+++ Provided information +++

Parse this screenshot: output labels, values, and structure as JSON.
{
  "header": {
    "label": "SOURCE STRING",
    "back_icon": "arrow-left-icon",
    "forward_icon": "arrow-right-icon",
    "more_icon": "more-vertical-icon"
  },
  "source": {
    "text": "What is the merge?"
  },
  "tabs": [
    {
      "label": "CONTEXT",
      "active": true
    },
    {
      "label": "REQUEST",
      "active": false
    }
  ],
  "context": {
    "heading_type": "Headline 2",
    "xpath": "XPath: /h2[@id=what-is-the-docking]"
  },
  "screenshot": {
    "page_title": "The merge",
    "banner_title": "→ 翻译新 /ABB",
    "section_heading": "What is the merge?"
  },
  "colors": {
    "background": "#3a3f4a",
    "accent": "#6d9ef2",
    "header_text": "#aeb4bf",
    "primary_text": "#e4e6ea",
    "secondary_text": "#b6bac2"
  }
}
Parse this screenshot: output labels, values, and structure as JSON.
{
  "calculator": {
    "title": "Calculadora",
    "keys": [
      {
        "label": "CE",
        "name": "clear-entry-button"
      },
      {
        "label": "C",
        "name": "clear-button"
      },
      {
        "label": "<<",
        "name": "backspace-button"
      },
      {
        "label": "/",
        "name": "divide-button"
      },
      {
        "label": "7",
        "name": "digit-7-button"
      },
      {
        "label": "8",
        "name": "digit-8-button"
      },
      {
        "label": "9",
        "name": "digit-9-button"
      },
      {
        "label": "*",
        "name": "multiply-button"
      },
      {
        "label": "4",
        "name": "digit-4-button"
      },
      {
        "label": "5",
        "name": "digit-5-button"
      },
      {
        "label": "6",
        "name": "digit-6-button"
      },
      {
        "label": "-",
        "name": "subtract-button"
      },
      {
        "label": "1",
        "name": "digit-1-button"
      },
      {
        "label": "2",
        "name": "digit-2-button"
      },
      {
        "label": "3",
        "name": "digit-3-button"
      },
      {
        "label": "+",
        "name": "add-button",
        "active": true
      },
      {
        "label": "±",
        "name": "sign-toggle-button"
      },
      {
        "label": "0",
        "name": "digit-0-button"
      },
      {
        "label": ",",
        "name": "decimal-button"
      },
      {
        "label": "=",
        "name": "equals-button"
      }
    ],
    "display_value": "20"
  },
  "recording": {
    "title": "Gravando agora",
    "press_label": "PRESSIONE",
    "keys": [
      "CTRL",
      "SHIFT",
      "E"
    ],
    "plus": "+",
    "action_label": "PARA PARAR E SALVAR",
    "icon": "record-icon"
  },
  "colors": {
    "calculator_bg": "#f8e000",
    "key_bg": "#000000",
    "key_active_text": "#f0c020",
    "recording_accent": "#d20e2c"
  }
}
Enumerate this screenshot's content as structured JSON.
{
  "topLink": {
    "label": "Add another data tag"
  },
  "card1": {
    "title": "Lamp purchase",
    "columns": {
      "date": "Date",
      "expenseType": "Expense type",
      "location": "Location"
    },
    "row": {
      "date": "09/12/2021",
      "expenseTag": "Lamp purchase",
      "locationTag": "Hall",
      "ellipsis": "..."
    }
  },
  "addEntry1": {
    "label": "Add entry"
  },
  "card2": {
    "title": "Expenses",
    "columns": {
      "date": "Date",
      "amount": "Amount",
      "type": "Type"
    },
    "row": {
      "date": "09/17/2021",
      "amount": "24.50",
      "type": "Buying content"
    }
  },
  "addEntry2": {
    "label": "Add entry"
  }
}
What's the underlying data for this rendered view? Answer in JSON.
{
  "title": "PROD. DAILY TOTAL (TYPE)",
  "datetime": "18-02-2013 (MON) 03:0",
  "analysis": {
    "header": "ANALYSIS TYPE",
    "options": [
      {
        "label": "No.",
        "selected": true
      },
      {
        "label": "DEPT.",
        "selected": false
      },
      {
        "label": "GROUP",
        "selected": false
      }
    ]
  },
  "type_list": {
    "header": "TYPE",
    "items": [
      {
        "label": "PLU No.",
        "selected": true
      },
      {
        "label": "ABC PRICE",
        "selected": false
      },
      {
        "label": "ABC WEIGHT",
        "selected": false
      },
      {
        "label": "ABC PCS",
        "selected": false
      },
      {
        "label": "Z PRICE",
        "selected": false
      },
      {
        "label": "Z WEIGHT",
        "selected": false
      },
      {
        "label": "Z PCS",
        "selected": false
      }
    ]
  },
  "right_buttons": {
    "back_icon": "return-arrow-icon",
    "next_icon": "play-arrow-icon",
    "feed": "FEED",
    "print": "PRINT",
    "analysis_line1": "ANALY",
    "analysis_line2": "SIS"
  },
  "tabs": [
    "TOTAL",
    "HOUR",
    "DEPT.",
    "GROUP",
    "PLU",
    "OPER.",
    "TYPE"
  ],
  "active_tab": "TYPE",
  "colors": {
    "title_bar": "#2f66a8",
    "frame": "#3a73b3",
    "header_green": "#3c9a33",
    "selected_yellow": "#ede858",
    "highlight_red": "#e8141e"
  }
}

+++

▸ What to produce:
Extract the data exactly as given.

▸ Complete output:
Parse this screenshot: output labels, values, and structure as JSON.
{
  "header": {
    "label": "SOURCE STRING",
    "back_icon": "arrow-left-icon",
    "forward_icon": "arrow-right-icon",
    "more_icon": "more-vertical-icon"
  },
  "source": {
    "text": "What is the merge?"
  },
  "tabs": [
    {
      "label": "CONTEXT",
      "active": true
    },
    {
      "label": "REQUEST",
      "active": false
    }
  ],
  "context": {
    "heading_type": "Headline 2",
    "xpath": "XPath: /h2[@id=what-is-the-docking]"
  },
  "screenshot": {
    "page_title": "The merge",
    "banner_title": "→ 翻译新 /ABB",
    "section_heading": "What is the merge?"
  },
  "colors": {
    "background": "#3a3f4a",
    "accent": "#6d9ef2",
    "header_text": "#aeb4bf",
    "primary_text": "#e4e6ea",
    "secondary_text": "#b6bac2"
  }
}
Parse this screenshot: output labels, values, and structure as JSON.
{
  "calculator": {
    "title": "Calculadora",
    "keys": [
      {
        "label": "CE",
        "name": "clear-entry-button"
      },
      {
        "label": "C",
        "name": "clear-button"
      },
      {
        "label": "<<",
        "name": "backspace-button"
      },
      {
        "label": "/",
        "name": "divide-button"
      },
      {
        "label": "7",
        "name": "digit-7-button"
      },
      {
        "label": "8",
        "name": "digit-8-button"
      },
      {
        "label": "9",
        "name": "digit-9-button"
      },
      {
        "label": "*",
        "name": "multiply-button"
      },
      {
        "label": "4",
        "name": "digit-4-button"
      },
      {
        "label": "5",
        "name": "digit-5-button"
      },
      {
        "label": "6",
        "name": "digit-6-button"
      },
      {
        "label": "-",
        "name": "subtract-button"
      },
      {
        "label": "1",
        "name": "digit-1-button"
      },
      {
        "label": "2",
        "name": "digit-2-button"
      },
      {
        "label": "3",
        "name": "digit-3-button"
      },
      {
        "label": "+",
        "name": "add-button",
        "active": true
      },
      {
        "label": "±",
        "name": "sign-toggle-button"
      },
      {
        "label": "0",
        "name": "digit-0-button"
      },
      {
        "label": ",",
        "name": "decimal-button"
      },
      {
        "label": "=",
        "name": "equals-button"
      }
    ],
    "display_value": "20"
  },
  "recording": {
    "title": "Gravando agora",
    "press_label": "PRESSIONE",
    "keys": [
      "CTRL",
      "SHIFT",
      "E"
    ],
    "plus": "+",
    "action_label": "PARA PARAR E SALVAR",
    "icon": "record-icon"
  },
  "colors": {
    "calculator_bg": "#f8e000",
    "key_bg": "#000000",
    "key_active_text": "#f0c020",
    "recording_accent": "#d20e2c"
  }
}
Enumerate this screenshot's content as structured JSON.
{
  "topLink": {
    "label": "Add another data tag"
  },
  "card1": {
    "title": "Lamp purchase",
    "columns": {
      "date": "Date",
      "expenseType": "Expense type",
      "location": "Location"
    },
    "row": {
      "date": "09/12/2021",
      "expenseTag": "Lamp purchase",
      "locationTag": "Hall",
      "ellipsis": "..."
    }
  },
  "addEntry1": {
    "label": "Add entry"
  },
  "card2": {
    "title": "Expenses",
    "columns": {
      "date": "Date",
      "amount": "Amount",
      "type": "Type"
    },
    "row": {
      "date": "09/17/2021",
      "amount": "24.50",
      "type": "Buying content"
    }
  },
  "addEntry2": {
    "label": "Add entry"
  }
}
What's the underlying data for this rendered view? Answer in JSON.
{
  "title": "PROD. DAILY TOTAL (TYPE)",
  "datetime": "18-02-2013 (MON) 03:0",
  "analysis": {
    "header": "ANALYSIS TYPE",
    "options": [
      {
        "label": "No.",
        "selected": true
      },
      {
        "label": "DEPT.",
        "selected": false
      },
      {
        "label": "GROUP",
        "selected": false
      }
    ]
  },
  "type_list": {
    "header": "TYPE",
    "items": [
      {
        "label": "PLU No.",
        "selected": true
      },
      {
        "label": "ABC PRICE",
        "selected": false
      },
      {
        "label": "ABC WEIGHT",
        "selected": false
      },
      {
        "label": "ABC PCS",
        "selected": false
      },
      {
        "label": "Z PRICE",
        "selected": false
      },
      {
        "label": "Z WEIGHT",
        "selected": false
      },
      {
        "label": "Z PCS",
        "selected": false
      }
    ]
  },
  "right_buttons": {
    "back_icon": "return-arrow-icon",
    "next_icon": "play-arrow-icon",
    "feed": "FEED",
    "print": "PRINT",
    "analysis_line1": "ANALY",
    "analysis_line2": "SIS"
  },
  "tabs": [
    "TOTAL",
    "HOUR",
    "DEPT.",
    "GROUP",
    "PLU",
    "OPER.",
    "TYPE"
  ],
  "active_tab": "TYPE",
  "colors": {
    "title_bar": "#2f66a8",
    "frame": "#3a73b3",
    "header_green": "#3c9a33",
    "selected_yellow": "#ede858",
    "highlight_red": "#e8141e"
  }
}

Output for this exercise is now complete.